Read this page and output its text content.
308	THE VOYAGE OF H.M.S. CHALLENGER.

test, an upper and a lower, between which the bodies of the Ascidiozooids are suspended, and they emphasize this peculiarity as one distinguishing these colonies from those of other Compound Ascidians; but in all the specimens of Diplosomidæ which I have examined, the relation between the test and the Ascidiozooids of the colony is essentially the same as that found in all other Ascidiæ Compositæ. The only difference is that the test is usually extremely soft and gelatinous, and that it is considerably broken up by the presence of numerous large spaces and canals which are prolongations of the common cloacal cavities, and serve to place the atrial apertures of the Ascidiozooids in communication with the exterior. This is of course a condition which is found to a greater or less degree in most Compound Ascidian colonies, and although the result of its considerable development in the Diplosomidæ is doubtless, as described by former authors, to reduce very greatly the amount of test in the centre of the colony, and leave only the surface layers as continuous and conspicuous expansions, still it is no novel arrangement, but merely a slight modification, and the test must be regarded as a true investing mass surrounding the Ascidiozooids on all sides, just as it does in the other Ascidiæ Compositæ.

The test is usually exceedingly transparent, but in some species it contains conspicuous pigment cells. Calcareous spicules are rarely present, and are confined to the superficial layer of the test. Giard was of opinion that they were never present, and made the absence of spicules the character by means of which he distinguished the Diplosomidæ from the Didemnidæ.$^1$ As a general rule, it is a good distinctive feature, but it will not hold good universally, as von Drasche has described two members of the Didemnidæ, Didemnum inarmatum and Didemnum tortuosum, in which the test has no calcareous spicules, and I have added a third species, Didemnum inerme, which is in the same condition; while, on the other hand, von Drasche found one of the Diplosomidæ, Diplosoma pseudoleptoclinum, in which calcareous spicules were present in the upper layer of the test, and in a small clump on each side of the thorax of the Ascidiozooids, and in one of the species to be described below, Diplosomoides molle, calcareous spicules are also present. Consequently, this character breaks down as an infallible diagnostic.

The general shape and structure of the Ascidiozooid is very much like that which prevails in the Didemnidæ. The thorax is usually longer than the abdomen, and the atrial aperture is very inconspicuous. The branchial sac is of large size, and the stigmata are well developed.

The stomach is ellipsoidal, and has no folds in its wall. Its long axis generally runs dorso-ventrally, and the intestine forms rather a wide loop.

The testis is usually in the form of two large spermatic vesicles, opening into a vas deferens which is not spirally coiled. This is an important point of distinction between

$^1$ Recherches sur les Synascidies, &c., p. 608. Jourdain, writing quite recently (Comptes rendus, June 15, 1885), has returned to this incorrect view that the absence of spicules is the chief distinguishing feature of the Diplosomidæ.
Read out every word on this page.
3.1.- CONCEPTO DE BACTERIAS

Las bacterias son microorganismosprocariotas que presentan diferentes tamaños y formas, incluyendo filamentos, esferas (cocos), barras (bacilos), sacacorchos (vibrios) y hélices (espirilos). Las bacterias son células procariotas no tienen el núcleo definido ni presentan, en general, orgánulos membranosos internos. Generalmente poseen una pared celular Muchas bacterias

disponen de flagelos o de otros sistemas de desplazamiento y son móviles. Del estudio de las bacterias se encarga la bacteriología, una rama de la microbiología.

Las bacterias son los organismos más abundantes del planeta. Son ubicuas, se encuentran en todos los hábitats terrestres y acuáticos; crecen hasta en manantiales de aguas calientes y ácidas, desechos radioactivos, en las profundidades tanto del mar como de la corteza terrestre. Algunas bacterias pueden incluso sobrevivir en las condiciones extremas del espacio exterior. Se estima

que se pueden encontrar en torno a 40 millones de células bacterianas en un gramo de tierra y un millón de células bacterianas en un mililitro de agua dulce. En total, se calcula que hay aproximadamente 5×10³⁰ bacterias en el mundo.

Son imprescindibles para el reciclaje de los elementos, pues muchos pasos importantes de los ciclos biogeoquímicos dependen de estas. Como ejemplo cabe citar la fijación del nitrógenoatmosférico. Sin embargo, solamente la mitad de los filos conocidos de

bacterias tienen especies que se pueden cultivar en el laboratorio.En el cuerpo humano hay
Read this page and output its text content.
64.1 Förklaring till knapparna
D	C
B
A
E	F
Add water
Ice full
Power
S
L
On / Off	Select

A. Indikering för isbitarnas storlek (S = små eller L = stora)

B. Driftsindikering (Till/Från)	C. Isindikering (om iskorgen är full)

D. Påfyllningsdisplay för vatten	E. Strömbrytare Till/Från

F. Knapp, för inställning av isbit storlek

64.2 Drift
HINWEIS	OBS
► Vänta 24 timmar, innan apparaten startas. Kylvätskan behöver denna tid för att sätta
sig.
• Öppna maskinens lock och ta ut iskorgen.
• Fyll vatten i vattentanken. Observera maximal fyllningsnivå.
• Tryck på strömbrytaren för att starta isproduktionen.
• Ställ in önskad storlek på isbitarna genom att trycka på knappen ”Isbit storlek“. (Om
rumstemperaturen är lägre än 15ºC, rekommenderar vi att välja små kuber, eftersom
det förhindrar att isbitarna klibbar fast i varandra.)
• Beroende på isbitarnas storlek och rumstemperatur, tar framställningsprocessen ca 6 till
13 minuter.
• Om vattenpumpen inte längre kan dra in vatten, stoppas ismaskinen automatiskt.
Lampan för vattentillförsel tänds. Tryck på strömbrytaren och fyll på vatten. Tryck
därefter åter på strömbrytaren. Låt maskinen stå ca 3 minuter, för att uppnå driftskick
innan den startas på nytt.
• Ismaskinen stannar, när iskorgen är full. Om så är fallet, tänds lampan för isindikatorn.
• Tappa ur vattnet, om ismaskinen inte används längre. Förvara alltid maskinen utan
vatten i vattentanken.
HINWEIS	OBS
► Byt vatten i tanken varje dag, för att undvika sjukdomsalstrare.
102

**TASK**
Copy out every record above exactly as written.

**ANSWER TO THIS EXERCISE**
Read this page and output its text content.
308	THE VOYAGE OF H.M.S. CHALLENGER.

test, an upper and a lower, between which the bodies of the Ascidiozooids are suspended, and they emphasize this peculiarity as one distinguishing these colonies from those of other Compound Ascidians; but in all the specimens of Diplosomidæ which I have examined, the relation between the test and the Ascidiozooids of the colony is essentially the same as that found in all other Ascidiæ Compositæ. The only difference is that the test is usually extremely soft and gelatinous, and that it is considerably broken up by the presence of numerous large spaces and canals which are prolongations of the common cloacal cavities, and serve to place the atrial apertures of the Ascidiozooids in communication with the exterior. This is of course a condition which is found to a greater or less degree in most Compound Ascidian colonies, and although the result of its considerable development in the Diplosomidæ is doubtless, as described by former authors, to reduce very greatly the amount of test in the centre of the colony, and leave only the surface layers as continuous and conspicuous expansions, still it is no novel arrangement, but merely a slight modification, and the test must be regarded as a true investing mass surrounding the Ascidiozooids on all sides, just as it does in the other Ascidiæ Compositæ.

The test is usually exceedingly transparent, but in some species it contains conspicuous pigment cells. Calcareous spicules are rarely present, and are confined to the superficial layer of the test. Giard was of opinion that they were never present, and made the absence of spicules the character by means of which he distinguished the Diplosomidæ from the Didemnidæ.$^1$ As a general rule, it is a good distinctive feature, but it will not hold good universally, as von Drasche has described two members of the Didemnidæ, Didemnum inarmatum and Didemnum tortuosum, in which the test has no calcareous spicules, and I have added a third species, Didemnum inerme, which is in the same condition; while, on the other hand, von Drasche found one of the Diplosomidæ, Diplosoma pseudoleptoclinum, in which calcareous spicules were present in the upper layer of the test, and in a small clump on each side of the thorax of the Ascidiozooids, and in one of the species to be described below, Diplosomoides molle, calcareous spicules are also present. Consequently, this character breaks down as an infallible diagnostic.

The general shape and structure of the Ascidiozooid is very much like that which prevails in the Didemnidæ. The thorax is usually longer than the abdomen, and the atrial aperture is very inconspicuous. The branchial sac is of large size, and the stigmata are well developed.

The stomach is ellipsoidal, and has no folds in its wall. Its long axis generally runs dorso-ventrally, and the intestine forms rather a wide loop.

The testis is usually in the form of two large spermatic vesicles, opening into a vas deferens which is not spirally coiled. This is an important point of distinction between

$^1$ Recherches sur les Synascidies, &c., p. 608. Jourdain, writing quite recently (Comptes rendus, June 15, 1885), has returned to this incorrect view that the absence of spicules is the chief distinguishing feature of the Diplosomidæ.
Read out every word on this page.
3.1.- CONCEPTO DE BACTERIAS

Las bacterias son microorganismosprocariotas que presentan diferentes tamaños y formas, incluyendo filamentos, esferas (cocos), barras (bacilos), sacacorchos (vibrios) y hélices (espirilos). Las bacterias son células procariotas no tienen el núcleo definido ni presentan, en general, orgánulos membranosos internos. Generalmente poseen una pared celular Muchas bacterias

disponen de flagelos o de otros sistemas de desplazamiento y son móviles. Del estudio de las bacterias se encarga la bacteriología, una rama de la microbiología.

Las bacterias son los organismos más abundantes del planeta. Son ubicuas, se encuentran en todos los hábitats terrestres y acuáticos; crecen hasta en manantiales de aguas calientes y ácidas, desechos radioactivos, en las profundidades tanto del mar como de la corteza terrestre. Algunas bacterias pueden incluso sobrevivir en las condiciones extremas del espacio exterior. Se estima

que se pueden encontrar en torno a 40 millones de células bacterianas en un gramo de tierra y un millón de células bacterianas en un mililitro de agua dulce. En total, se calcula que hay aproximadamente 5×10³⁰ bacterias en el mundo.

Son imprescindibles para el reciclaje de los elementos, pues muchos pasos importantes de los ciclos biogeoquímicos dependen de estas. Como ejemplo cabe citar la fijación del nitrógenoatmosférico. Sin embargo, solamente la mitad de los filos conocidos de

bacterias tienen especies que se pueden cultivar en el laboratorio.En el cuerpo humano hay
Read this page and output its text content.
64.1 Förklaring till knapparna
D	C
B
A
E	F
Add water
Ice full
Power
S
L
On / Off	Select

A. Indikering för isbitarnas storlek (S = små eller L = stora)

B. Driftsindikering (Till/Från)	C. Isindikering (om iskorgen är full)

D. Påfyllningsdisplay för vatten	E. Strömbrytare Till/Från

F. Knapp, för inställning av isbit storlek

64.2 Drift
HINWEIS	OBS
► Vänta 24 timmar, innan apparaten startas. Kylvätskan behöver denna tid för att sätta
sig.
• Öppna maskinens lock och ta ut iskorgen.
• Fyll vatten i vattentanken. Observera maximal fyllningsnivå.
• Tryck på strömbrytaren för att starta isproduktionen.
• Ställ in önskad storlek på isbitarna genom att trycka på knappen ”Isbit storlek“. (Om
rumstemperaturen är lägre än 15ºC, rekommenderar vi att välja små kuber, eftersom
det förhindrar att isbitarna klibbar fast i varandra.)
• Beroende på isbitarnas storlek och rumstemperatur, tar framställningsprocessen ca 6 till
13 minuter.
• Om vattenpumpen inte längre kan dra in vatten, stoppas ismaskinen automatiskt.
Lampan för vattentillförsel tänds. Tryck på strömbrytaren och fyll på vatten. Tryck
därefter åter på strömbrytaren. Låt maskinen stå ca 3 minuter, för att uppnå driftskick
innan den startas på nytt.
• Ismaskinen stannar, när iskorgen är full. Om så är fallet, tänds lampan för isindikatorn.
• Tappa ur vattnet, om ismaskinen inte används längre. Förvara alltid maskinen utan
vatten i vattentanken.
HINWEIS	OBS
► Byt vatten i tanken varje dag, för att undvika sjukdomsalstrare.
102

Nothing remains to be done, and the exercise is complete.